### Short problem
Look through the material below and count the lines with the string "Downloading". Report only the count.

[Collected data]
• • •

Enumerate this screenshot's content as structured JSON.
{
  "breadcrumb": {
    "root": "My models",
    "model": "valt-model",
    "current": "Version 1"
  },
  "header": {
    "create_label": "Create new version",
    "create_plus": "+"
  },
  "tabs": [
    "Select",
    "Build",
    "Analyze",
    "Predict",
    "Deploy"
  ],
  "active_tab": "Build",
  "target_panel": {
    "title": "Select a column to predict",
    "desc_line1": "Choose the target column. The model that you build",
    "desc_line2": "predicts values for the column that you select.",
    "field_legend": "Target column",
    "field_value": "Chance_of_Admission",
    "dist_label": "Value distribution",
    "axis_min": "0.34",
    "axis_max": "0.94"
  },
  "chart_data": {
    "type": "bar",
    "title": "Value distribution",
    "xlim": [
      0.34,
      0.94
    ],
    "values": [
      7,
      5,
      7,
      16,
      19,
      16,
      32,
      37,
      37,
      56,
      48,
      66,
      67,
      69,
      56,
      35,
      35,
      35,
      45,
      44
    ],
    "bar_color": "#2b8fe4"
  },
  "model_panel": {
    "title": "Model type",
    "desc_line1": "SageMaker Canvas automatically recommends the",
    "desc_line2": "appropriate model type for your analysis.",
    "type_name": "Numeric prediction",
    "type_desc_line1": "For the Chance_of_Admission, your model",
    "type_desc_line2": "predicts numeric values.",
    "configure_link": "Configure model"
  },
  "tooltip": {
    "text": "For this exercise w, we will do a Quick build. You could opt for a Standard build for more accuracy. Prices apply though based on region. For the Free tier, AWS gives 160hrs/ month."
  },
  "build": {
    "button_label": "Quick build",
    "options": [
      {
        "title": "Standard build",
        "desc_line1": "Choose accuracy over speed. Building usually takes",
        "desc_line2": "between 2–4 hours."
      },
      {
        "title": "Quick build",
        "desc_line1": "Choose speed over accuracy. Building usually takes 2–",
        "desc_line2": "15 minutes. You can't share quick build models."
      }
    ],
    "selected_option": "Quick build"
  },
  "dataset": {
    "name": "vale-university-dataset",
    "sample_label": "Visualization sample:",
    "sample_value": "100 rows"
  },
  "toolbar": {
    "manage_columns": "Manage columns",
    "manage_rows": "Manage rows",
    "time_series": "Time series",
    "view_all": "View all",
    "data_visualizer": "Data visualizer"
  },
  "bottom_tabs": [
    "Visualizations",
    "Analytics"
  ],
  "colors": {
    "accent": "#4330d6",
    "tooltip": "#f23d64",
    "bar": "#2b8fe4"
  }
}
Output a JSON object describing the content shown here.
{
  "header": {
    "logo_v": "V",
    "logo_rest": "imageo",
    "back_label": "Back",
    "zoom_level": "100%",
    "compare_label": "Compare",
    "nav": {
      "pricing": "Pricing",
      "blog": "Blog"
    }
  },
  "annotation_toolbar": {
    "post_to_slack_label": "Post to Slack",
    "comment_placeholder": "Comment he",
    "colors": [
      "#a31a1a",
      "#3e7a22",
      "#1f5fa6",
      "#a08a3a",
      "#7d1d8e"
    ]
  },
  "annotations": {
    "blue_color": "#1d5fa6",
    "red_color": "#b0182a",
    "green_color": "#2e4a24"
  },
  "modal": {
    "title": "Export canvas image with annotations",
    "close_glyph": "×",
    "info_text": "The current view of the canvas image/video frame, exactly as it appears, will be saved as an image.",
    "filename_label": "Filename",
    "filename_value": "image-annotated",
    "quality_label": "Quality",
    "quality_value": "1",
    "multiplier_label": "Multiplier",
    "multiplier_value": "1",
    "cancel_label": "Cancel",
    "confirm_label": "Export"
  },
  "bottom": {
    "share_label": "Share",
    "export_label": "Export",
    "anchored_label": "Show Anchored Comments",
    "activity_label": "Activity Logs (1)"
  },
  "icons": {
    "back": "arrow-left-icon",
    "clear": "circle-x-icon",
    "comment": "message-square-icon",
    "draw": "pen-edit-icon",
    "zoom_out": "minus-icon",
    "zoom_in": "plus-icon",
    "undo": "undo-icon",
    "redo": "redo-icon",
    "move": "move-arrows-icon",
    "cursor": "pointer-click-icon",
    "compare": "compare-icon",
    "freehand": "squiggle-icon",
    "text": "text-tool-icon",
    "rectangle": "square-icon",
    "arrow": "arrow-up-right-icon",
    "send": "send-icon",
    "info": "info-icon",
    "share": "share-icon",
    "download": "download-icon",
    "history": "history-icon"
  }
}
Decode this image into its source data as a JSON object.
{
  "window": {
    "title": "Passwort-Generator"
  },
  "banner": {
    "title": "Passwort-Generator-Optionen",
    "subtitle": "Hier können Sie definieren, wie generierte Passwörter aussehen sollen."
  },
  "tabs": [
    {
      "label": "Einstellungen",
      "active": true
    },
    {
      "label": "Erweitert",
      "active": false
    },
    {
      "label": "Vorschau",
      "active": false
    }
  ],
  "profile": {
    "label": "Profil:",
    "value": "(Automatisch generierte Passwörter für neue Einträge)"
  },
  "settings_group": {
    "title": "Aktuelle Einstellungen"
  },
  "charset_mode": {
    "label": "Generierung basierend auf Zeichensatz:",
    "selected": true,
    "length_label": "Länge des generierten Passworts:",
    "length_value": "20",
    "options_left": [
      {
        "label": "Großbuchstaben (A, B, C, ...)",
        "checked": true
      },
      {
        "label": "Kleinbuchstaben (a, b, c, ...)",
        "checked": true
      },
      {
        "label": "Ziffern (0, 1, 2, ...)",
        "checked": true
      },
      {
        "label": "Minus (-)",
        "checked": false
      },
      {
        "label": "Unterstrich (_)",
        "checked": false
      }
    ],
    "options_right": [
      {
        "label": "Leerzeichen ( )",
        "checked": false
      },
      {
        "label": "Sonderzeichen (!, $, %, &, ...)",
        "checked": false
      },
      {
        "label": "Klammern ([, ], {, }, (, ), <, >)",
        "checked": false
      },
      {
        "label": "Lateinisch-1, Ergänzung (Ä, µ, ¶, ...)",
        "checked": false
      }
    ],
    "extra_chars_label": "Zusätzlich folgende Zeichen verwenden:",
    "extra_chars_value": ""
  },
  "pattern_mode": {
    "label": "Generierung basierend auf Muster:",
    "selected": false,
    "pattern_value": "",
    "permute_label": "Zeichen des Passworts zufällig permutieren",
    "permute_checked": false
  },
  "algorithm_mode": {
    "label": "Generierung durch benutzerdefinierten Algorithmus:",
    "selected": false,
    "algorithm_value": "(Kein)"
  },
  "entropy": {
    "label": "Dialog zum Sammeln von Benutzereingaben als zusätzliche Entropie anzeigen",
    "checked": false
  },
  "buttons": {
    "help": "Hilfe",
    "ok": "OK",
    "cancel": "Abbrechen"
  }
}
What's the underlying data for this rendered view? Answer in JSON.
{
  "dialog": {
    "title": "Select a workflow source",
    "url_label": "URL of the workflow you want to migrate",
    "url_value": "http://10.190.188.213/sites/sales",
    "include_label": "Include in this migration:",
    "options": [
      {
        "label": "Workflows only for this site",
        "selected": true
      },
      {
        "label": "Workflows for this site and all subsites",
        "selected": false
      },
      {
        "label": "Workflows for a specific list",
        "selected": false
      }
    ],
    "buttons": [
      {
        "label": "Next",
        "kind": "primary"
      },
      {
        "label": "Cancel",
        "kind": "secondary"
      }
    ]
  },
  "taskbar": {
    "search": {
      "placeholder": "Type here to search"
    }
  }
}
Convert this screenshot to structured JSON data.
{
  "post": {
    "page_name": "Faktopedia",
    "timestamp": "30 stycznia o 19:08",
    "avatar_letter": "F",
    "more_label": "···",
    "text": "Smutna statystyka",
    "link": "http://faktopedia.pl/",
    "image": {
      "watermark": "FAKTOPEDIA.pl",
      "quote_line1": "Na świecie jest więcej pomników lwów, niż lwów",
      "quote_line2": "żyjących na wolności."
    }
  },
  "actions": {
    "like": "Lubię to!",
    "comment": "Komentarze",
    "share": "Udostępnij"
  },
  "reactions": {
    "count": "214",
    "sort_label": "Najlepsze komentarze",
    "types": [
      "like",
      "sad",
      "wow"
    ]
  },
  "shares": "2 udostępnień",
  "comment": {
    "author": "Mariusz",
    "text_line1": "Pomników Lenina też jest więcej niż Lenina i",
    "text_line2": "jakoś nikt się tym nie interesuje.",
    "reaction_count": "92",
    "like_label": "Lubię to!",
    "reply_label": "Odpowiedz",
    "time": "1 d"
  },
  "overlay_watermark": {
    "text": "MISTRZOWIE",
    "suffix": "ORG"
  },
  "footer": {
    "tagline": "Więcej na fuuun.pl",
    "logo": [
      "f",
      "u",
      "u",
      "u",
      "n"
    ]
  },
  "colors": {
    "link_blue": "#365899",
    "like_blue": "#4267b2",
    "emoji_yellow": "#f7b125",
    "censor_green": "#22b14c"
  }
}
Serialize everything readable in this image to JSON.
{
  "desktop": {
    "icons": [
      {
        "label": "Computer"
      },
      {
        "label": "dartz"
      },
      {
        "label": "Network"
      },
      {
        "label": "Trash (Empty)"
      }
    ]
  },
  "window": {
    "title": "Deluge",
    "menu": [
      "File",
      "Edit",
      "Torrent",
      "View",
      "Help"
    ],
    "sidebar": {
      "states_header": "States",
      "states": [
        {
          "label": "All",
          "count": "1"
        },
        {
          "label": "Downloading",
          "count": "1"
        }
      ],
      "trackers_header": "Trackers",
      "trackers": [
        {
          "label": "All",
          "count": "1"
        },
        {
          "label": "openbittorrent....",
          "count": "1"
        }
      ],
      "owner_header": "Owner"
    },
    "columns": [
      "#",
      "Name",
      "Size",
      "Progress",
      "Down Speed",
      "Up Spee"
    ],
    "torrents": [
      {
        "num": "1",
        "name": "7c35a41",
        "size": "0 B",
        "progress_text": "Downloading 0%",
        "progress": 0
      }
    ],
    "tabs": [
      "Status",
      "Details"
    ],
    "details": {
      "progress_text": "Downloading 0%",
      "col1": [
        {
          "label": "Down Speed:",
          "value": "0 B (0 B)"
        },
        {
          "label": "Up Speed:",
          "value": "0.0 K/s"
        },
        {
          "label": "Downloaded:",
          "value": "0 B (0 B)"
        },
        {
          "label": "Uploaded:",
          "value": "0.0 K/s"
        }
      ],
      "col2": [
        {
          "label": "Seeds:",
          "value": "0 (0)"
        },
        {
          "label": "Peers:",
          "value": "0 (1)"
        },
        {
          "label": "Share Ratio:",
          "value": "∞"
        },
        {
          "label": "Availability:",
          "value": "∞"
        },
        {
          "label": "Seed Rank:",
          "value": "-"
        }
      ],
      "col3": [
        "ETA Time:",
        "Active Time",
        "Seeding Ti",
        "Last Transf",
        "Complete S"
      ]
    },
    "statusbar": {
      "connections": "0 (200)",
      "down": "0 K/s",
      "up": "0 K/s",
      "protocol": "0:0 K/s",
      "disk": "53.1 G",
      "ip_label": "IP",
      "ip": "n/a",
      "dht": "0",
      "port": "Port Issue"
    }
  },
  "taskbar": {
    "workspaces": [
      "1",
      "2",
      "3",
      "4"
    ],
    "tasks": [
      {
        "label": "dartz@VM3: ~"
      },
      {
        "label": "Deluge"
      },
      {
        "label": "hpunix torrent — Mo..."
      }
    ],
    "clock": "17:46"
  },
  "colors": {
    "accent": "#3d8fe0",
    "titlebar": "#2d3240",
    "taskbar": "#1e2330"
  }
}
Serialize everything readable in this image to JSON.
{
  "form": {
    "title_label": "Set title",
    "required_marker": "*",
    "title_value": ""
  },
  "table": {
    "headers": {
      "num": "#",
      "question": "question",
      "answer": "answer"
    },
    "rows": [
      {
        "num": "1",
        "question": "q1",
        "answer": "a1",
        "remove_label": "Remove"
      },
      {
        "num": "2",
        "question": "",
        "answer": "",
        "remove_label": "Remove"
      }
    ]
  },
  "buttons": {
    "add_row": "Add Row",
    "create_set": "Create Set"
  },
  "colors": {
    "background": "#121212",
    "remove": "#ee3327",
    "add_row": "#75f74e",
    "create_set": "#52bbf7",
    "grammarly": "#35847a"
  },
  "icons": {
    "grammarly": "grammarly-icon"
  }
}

• • •

### Output of the task
3